Copy out all of the material exactly as presented.

================

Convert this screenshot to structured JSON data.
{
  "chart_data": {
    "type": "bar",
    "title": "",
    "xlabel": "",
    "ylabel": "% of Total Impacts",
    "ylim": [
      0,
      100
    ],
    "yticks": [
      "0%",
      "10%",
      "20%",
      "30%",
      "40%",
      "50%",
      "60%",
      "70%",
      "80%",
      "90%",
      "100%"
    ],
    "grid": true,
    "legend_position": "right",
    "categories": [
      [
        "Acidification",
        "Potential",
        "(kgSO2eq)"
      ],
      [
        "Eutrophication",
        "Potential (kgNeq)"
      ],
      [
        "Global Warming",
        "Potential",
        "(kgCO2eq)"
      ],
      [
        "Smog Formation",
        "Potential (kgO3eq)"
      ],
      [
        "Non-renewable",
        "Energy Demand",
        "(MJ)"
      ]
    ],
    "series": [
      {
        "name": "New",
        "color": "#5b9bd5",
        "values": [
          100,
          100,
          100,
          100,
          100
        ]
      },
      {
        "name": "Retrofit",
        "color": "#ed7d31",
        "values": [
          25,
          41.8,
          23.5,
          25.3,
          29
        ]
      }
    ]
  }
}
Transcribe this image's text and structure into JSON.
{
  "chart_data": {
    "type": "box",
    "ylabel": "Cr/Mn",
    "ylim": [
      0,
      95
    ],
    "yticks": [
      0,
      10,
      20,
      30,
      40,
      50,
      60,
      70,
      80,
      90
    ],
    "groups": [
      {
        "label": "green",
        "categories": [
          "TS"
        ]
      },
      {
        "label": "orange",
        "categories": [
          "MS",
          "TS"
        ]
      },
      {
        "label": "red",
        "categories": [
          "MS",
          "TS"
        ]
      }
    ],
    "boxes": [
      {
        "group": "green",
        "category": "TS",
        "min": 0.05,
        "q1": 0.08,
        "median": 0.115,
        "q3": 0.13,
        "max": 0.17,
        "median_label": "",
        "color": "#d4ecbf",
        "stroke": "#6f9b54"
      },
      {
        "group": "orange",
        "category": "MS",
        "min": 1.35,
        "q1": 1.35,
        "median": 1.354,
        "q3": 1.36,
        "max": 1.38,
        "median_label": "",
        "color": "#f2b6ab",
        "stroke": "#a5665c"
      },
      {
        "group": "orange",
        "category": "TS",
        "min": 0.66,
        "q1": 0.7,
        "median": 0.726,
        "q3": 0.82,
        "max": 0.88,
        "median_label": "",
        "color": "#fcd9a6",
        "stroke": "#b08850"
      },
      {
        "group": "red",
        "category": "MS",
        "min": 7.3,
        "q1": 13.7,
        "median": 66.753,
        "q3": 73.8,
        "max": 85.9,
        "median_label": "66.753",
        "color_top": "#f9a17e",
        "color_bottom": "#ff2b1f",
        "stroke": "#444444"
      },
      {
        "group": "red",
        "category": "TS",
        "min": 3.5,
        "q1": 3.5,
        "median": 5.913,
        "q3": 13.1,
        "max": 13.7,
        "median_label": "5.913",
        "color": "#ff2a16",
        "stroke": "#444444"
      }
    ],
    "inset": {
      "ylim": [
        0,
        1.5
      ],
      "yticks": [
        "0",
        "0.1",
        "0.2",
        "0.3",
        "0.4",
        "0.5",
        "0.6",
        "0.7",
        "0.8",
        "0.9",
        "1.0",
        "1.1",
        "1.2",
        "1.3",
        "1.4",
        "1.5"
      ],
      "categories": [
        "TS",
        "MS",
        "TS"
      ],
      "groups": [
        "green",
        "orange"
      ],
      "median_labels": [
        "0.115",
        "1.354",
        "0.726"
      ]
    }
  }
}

================

*RIGHT ANSWER*.
Convert this screenshot to structured JSON data.
{
  "chart_data": {
    "type": "bar",
    "title": "",
    "xlabel": "",
    "ylabel": "% of Total Impacts",
    "ylim": [
      0,
      100
    ],
    "yticks": [
      "0%",
      "10%",
      "20%",
      "30%",
      "40%",
      "50%",
      "60%",
      "70%",
      "80%",
      "90%",
      "100%"
    ],
    "grid": true,
    "legend_position": "right",
    "categories": [
      [
        "Acidification",
        "Potential",
        "(kgSO2eq)"
      ],
      [
        "Eutrophication",
        "Potential (kgNeq)"
      ],
      [
        "Global Warming",
        "Potential",
        "(kgCO2eq)"
      ],
      [
        "Smog Formation",
        "Potential (kgO3eq)"
      ],
      [
        "Non-renewable",
        "Energy Demand",
        "(MJ)"
      ]
    ],
    "series": [
      {
        "name": "New",
        "color": "#5b9bd5",
        "values": [
          100,
          100,
          100,
          100,
          100
        ]
      },
      {
        "name": "Retrofit",
        "color": "#ed7d31",
        "values": [
          25,
          41.8,
          23.5,
          25.3,
          29
        ]
      }
    ]
  }
}
Transcribe this image's text and structure into JSON.
{
  "chart_data": {
    "type": "box",
    "ylabel": "Cr/Mn",
    "ylim": [
      0,
      95
    ],
    "yticks": [
      0,
      10,
      20,
      30,
      40,
      50,
      60,
      70,
      80,
      90
    ],
    "groups": [
      {
        "label": "green",
        "categories": [
          "TS"
        ]
      },
      {
        "label": "orange",
        "categories": [
          "MS",
          "TS"
        ]
      },
      {
        "label": "red",
        "categories": [
          "MS",
          "TS"
        ]
      }
    ],
    "boxes": [
      {
        "group": "green",
        "category": "TS",
        "min": 0.05,
        "q1": 0.08,
        "median": 0.115,
        "q3": 0.13,
        "max": 0.17,
        "median_label": "",
        "color": "#d4ecbf",
        "stroke": "#6f9b54"
      },
      {
        "group": "orange",
        "category": "MS",
        "min": 1.35,
        "q1": 1.35,
        "median": 1.354,
        "q3": 1.36,
        "max": 1.38,
        "median_label": "",
        "color": "#f2b6ab",
        "stroke": "#a5665c"
      },
      {
        "group": "orange",
        "category": "TS",
        "min": 0.66,
        "q1": 0.7,
        "median": 0.726,
        "q3": 0.82,
        "max": 0.88,
        "median_label": "",
        "color": "#fcd9a6",
        "stroke": "#b08850"
      },
      {
        "group": "red",
        "category": "MS",
        "min": 7.3,
        "q1": 13.7,
        "median": 66.753,
        "q3": 73.8,
        "max": 85.9,
        "median_label": "66.753",
        "color_top": "#f9a17e",
        "color_bottom": "#ff2b1f",
        "stroke": "#444444"
      },
      {
        "group": "red",
        "category": "TS",
        "min": 3.5,
        "q1": 3.5,
        "median": 5.913,
        "q3": 13.1,
        "max": 13.7,
        "median_label": "5.913",
        "color": "#ff2a16",
        "stroke": "#444444"
      }
    ],
    "inset": {
      "ylim": [
        0,
        1.5
      ],
      "yticks": [
        "0",
        "0.1",
        "0.2",
        "0.3",
        "0.4",
        "0.5",
        "0.6",
        "0.7",
        "0.8",
        "0.9",
        "1.0",
        "1.1",
        "1.2",
        "1.3",
        "1.4",
        "1.5"
      ],
      "categories": [
        "TS",
        "MS",
        "TS"
      ],
      "groups": [
        "green",
        "orange"
      ],
      "median_labels": [
        "0.115",
        "1.354",
        "0.726"
      ]
    }
  }
}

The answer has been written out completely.